▶ What this task involves: Quote every line of the material beneath this one.

(Excerpt from a dataset)
::::

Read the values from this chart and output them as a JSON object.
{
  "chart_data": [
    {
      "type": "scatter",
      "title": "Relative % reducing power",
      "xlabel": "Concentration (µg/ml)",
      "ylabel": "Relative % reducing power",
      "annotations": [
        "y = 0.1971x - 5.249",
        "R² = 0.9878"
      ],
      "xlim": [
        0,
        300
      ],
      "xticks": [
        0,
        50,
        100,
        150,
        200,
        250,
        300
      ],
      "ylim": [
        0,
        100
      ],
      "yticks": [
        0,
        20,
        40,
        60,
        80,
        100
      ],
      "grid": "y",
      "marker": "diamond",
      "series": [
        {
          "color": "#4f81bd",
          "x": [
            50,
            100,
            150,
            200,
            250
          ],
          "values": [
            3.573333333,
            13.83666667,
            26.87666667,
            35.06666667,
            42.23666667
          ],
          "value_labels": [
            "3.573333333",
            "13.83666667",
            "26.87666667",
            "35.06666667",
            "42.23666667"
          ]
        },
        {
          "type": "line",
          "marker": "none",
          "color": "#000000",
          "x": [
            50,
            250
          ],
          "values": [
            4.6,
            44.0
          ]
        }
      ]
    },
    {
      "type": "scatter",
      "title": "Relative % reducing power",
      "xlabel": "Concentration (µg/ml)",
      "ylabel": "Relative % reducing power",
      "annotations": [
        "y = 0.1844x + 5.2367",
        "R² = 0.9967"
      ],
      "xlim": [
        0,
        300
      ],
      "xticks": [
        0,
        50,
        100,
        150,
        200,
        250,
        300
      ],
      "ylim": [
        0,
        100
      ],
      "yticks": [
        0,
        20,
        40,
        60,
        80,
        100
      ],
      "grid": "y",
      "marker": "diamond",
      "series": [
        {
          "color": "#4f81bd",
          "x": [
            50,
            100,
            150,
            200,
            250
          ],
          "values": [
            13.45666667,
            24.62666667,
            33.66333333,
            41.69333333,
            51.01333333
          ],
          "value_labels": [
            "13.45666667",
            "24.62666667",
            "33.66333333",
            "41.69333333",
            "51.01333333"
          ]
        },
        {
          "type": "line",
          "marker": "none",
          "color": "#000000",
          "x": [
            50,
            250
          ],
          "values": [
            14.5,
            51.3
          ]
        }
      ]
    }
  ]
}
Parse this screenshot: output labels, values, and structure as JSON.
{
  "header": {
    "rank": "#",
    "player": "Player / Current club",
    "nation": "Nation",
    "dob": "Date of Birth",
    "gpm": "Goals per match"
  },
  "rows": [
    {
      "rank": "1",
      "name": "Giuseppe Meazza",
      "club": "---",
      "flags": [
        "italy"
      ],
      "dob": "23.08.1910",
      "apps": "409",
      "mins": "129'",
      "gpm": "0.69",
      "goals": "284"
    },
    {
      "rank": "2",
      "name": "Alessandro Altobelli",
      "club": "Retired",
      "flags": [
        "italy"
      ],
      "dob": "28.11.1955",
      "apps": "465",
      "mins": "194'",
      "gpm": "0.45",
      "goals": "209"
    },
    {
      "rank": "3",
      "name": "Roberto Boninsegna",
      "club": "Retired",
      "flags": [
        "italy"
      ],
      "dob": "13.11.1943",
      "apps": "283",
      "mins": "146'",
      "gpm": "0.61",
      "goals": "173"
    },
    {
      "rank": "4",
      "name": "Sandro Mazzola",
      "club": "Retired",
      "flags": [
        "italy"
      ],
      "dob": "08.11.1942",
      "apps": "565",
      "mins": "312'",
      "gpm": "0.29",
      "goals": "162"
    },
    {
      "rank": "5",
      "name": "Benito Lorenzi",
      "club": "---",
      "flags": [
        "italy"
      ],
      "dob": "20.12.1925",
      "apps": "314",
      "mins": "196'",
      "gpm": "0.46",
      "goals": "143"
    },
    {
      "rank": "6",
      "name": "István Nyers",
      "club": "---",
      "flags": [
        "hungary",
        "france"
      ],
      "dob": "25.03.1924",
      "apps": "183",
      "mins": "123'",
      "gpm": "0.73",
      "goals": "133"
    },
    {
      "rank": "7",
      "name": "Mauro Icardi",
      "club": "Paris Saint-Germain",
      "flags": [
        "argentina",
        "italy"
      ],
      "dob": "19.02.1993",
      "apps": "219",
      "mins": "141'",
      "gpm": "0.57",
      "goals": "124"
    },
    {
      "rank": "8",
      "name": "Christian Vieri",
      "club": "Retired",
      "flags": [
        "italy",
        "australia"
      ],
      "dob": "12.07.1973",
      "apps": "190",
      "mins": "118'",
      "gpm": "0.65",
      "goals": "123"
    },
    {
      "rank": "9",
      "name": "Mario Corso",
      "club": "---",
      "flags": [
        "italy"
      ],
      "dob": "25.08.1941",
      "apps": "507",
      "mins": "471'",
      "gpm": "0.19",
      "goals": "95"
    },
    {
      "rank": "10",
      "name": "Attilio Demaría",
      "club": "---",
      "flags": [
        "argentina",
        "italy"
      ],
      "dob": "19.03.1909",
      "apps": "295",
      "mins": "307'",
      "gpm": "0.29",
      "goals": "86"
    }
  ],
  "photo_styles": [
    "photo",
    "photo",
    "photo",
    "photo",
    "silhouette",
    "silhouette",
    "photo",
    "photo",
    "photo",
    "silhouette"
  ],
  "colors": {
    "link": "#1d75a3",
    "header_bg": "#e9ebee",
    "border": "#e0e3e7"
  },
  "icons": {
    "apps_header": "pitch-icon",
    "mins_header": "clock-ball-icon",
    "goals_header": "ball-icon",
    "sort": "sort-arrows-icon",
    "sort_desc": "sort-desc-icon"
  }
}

::::

▶ Task response:
Read the values from this chart and output them as a JSON object.
{
  "chart_data": [
    {
      "type": "scatter",
      "title": "Relative % reducing power",
      "xlabel": "Concentration (µg/ml)",
      "ylabel": "Relative % reducing power",
      "annotations": [
        "y = 0.1971x - 5.249",
        "R² = 0.9878"
      ],
      "xlim": [
        0,
        300
      ],
      "xticks": [
        0,
        50,
        100,
        150,
        200,
        250,
        300
      ],
      "ylim": [
        0,
        100
      ],
      "yticks": [
        0,
        20,
        40,
        60,
        80,
        100
      ],
      "grid": "y",
      "marker": "diamond",
      "series": [
        {
          "color": "#4f81bd",
          "x": [
            50,
            100,
            150,
            200,
            250
          ],
          "values": [
            3.573333333,
            13.83666667,
            26.87666667,
            35.06666667,
            42.23666667
          ],
          "value_labels": [
            "3.573333333",
            "13.83666667",
            "26.87666667",
            "35.06666667",
            "42.23666667"
          ]
        },
        {
          "type": "line",
          "marker": "none",
          "color": "#000000",
          "x": [
            50,
            250
          ],
          "values": [
            4.6,
            44.0
          ]
        }
      ]
    },
    {
      "type": "scatter",
      "title": "Relative % reducing power",
      "xlabel": "Concentration (µg/ml)",
      "ylabel": "Relative % reducing power",
      "annotations": [
        "y = 0.1844x + 5.2367",
        "R² = 0.9967"
      ],
      "xlim": [
        0,
        300
      ],
      "xticks": [
        0,
        50,
        100,
        150,
        200,
        250,
        300
      ],
      "ylim": [
        0,
        100
      ],
      "yticks": [
        0,
        20,
        40,
        60,
        80,
        100
      ],
      "grid": "y",
      "marker": "diamond",
      "series": [
        {
          "color": "#4f81bd",
          "x": [
            50,
            100,
            150,
            200,
            250
          ],
          "values": [
            13.45666667,
            24.62666667,
            33.66333333,
            41.69333333,
            51.01333333
          ],
          "value_labels": [
            "13.45666667",
            "24.62666667",
            "33.66333333",
            "41.69333333",
            "51.01333333"
          ]
        },
        {
          "type": "line",
          "marker": "none",
          "color": "#000000",
          "x": [
            50,
            250
          ],
          "values": [
            14.5,
            51.3
          ]
        }
      ]
    }
  ]
}
Parse this screenshot: output labels, values, and structure as JSON.
{
  "header": {
    "rank": "#",
    "player": "Player / Current club",
    "nation": "Nation",
    "dob": "Date of Birth",
    "gpm": "Goals per match"
  },
  "rows": [
    {
      "rank": "1",
      "name": "Giuseppe Meazza",
      "club": "---",
      "flags": [
        "italy"
      ],
      "dob": "23.08.1910",
      "apps": "409",
      "mins": "129'",
      "gpm": "0.69",
      "goals": "284"
    },
    {
      "rank": "2",
      "name": "Alessandro Altobelli",
      "club": "Retired",
      "flags": [
        "italy"
      ],
      "dob": "28.11.1955",
      "apps": "465",
      "mins": "194'",
      "gpm": "0.45",
      "goals": "209"
    },
    {
      "rank": "3",
      "name": "Roberto Boninsegna",
      "club": "Retired",
      "flags": [
        "italy"
      ],
      "dob": "13.11.1943",
      "apps": "283",
      "mins": "146'",
      "gpm": "0.61",
      "goals": "173"
    },
    {
      "rank": "4",
      "name": "Sandro Mazzola",
      "club": "Retired",
      "flags": [
        "italy"
      ],
      "dob": "08.11.1942",
      "apps": "565",
      "mins": "312'",
      "gpm": "0.29",
      "goals": "162"
    },
    {
      "rank": "5",
      "name": "Benito Lorenzi",
      "club": "---",
      "flags": [
        "italy"
      ],
      "dob": "20.12.1925",
      "apps": "314",
      "mins": "196'",
      "gpm": "0.46",
      "goals": "143"
    },
    {
      "rank": "6",
      "name": "István Nyers",
      "club": "---",
      "flags": [
        "hungary",
        "france"
      ],
      "dob": "25.03.1924",
      "apps": "183",
      "mins": "123'",
      "gpm": "0.73",
      "goals": "133"
    },
    {
      "rank": "7",
      "name": "Mauro Icardi",
      "club": "Paris Saint-Germain",
      "flags": [
        "argentina",
        "italy"
      ],
      "dob": "19.02.1993",
      "apps": "219",
      "mins": "141'",
      "gpm": "0.57",
      "goals": "124"
    },
    {
      "rank": "8",
      "name": "Christian Vieri",
      "club": "Retired",
      "flags": [
        "italy",
        "australia"
      ],
      "dob": "12.07.1973",
      "apps": "190",
      "mins": "118'",
      "gpm": "0.65",
      "goals": "123"
    },
    {
      "rank": "9",
      "name": "Mario Corso",
      "club": "---",
      "flags": [
        "italy"
      ],
      "dob": "25.08.1941",
      "apps": "507",
      "mins": "471'",
      "gpm": "0.19",
      "goals": "95"
    },
    {
      "rank": "10",
      "name": "Attilio Demaría",
      "club": "---",
      "flags": [
        "argentina",
        "italy"
      ],
      "dob": "19.03.1909",
      "apps": "295",
      "mins": "307'",
      "gpm": "0.29",
      "goals": "86"
    }
  ],
  "photo_styles": [
    "photo",
    "photo",
    "photo",
    "photo",
    "silhouette",
    "silhouette",
    "photo",
    "photo",
    "photo",
    "silhouette"
  ],
  "colors": {
    "link": "#1d75a3",
    "header_bg": "#e9ebee",
    "border": "#e0e3e7"
  },
  "icons": {
    "apps_header": "pitch-icon",
    "mins_header": "clock-ball-icon",
    "goals_header": "ball-icon",
    "sort": "sort-arrows-icon",
    "sort_desc": "sort-desc-icon"
  }
}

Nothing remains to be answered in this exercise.